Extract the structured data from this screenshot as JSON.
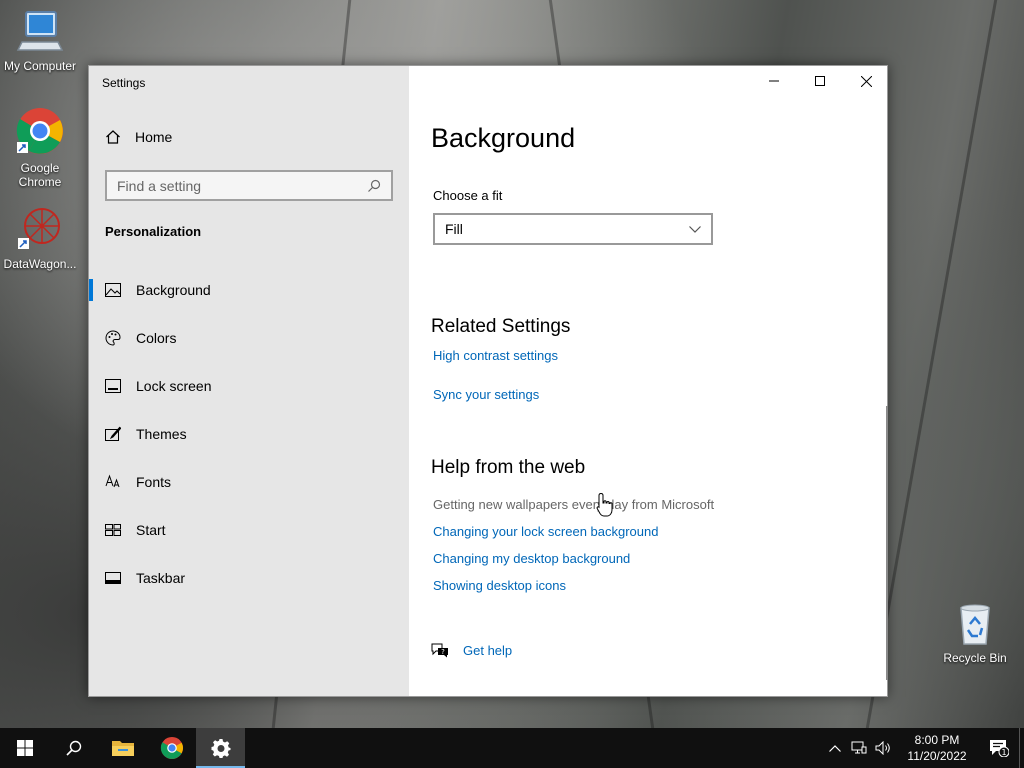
{
  "desktop": {
    "icons": [
      {
        "label": "My Computer"
      },
      {
        "label": "Google Chrome"
      },
      {
        "label": "DataWagon..."
      },
      {
        "label": "Recycle Bin"
      }
    ]
  },
  "window": {
    "title": "Settings",
    "sidebar": {
      "home": "Home",
      "search_placeholder": "Find a setting",
      "section": "Personalization",
      "items": [
        {
          "label": "Background",
          "icon": "picture-icon",
          "active": true
        },
        {
          "label": "Colors",
          "icon": "palette-icon"
        },
        {
          "label": "Lock screen",
          "icon": "lock-screen-icon"
        },
        {
          "label": "Themes",
          "icon": "brush-icon"
        },
        {
          "label": "Fonts",
          "icon": "font-icon"
        },
        {
          "label": "Start",
          "icon": "start-icon"
        },
        {
          "label": "Taskbar",
          "icon": "taskbar-icon"
        }
      ]
    },
    "main": {
      "title": "Background",
      "fit_label": "Choose a fit",
      "fit_value": "Fill",
      "related_heading": "Related Settings",
      "related_links": [
        "High contrast settings",
        "Sync your settings"
      ],
      "help_heading": "Help from the web",
      "help_text": "Getting new wallpapers every day from Microsoft",
      "help_links": [
        "Changing your lock screen background",
        "Changing my desktop background",
        "Showing desktop icons"
      ],
      "get_help": "Get help"
    }
  },
  "taskbar": {
    "time": "8:00 PM",
    "date": "11/20/2022",
    "notification_count": "1",
    "accent": "#0078d7"
  }
}
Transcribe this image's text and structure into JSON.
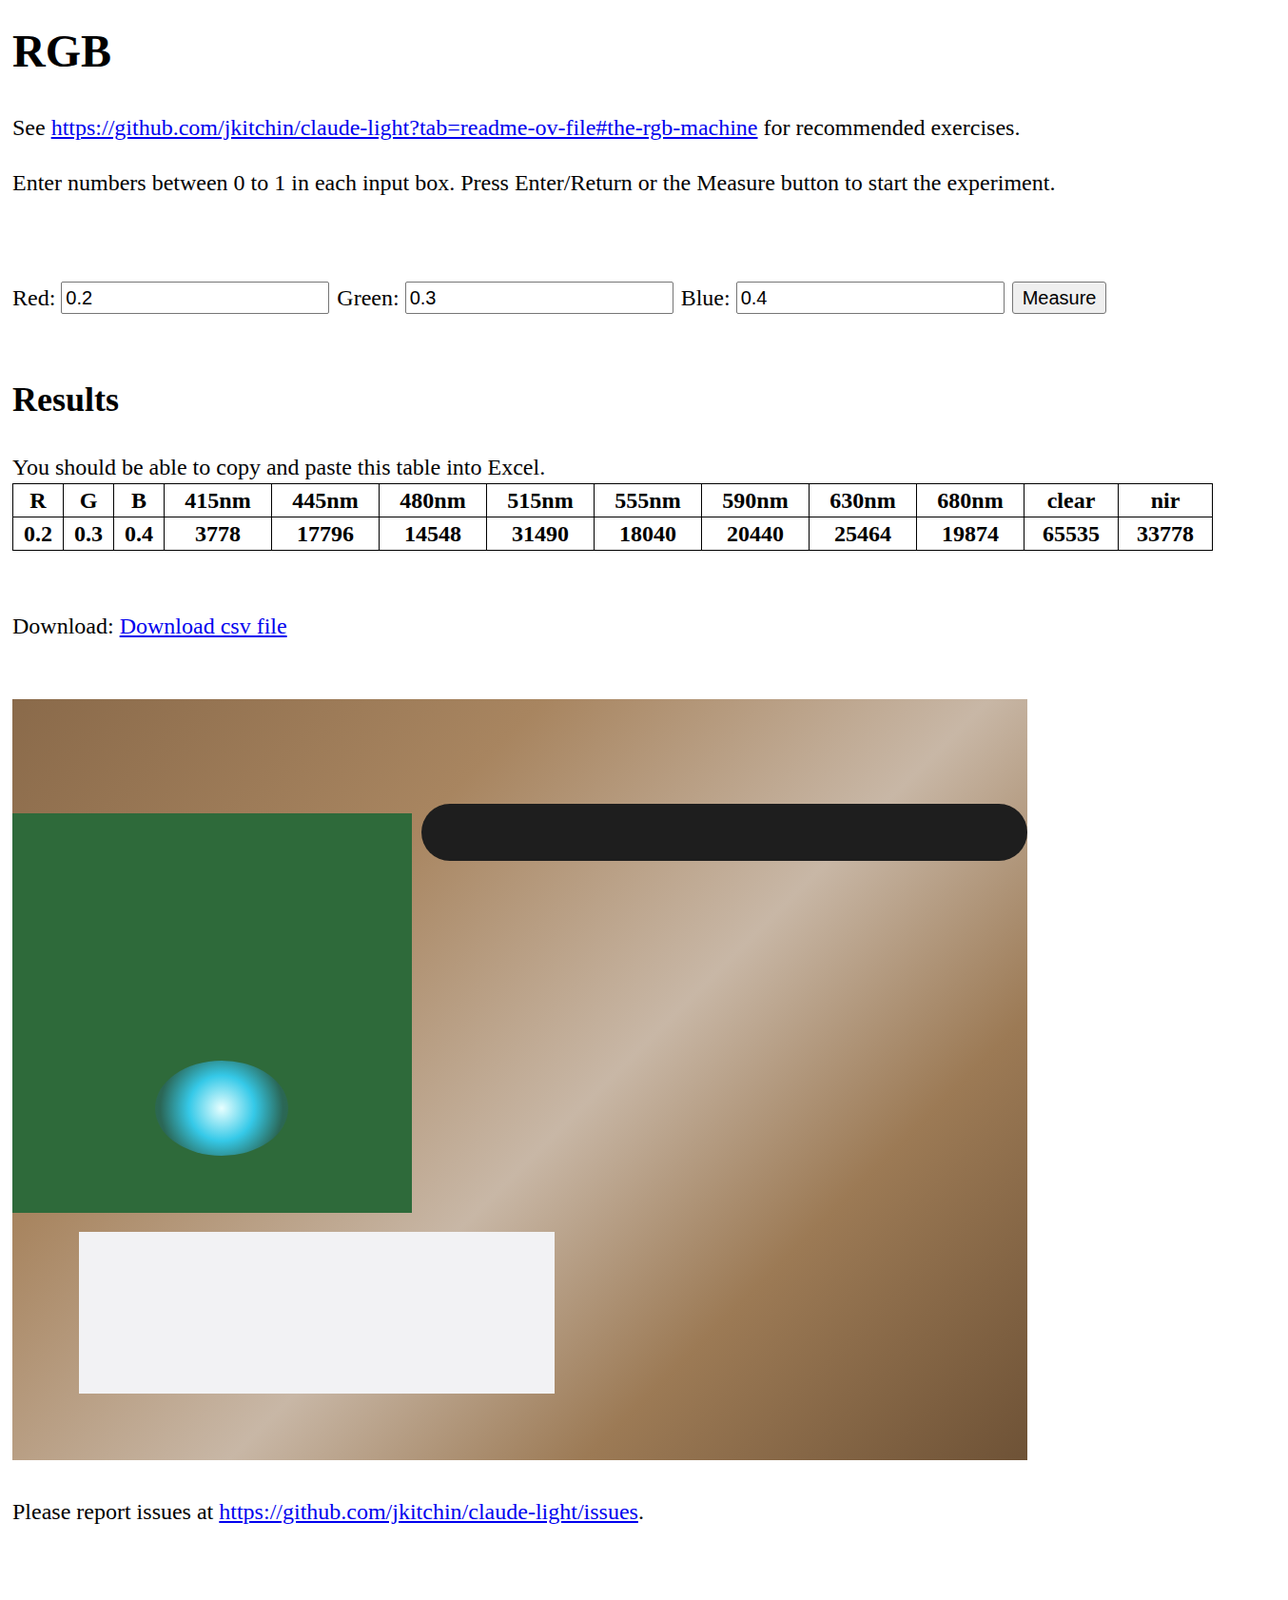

▬▬▬▬▬▬▬▬▬▬

» Written task
From the data above, work out how many lines hold "Changing". Answer with the number alone.

» Exercise solution
2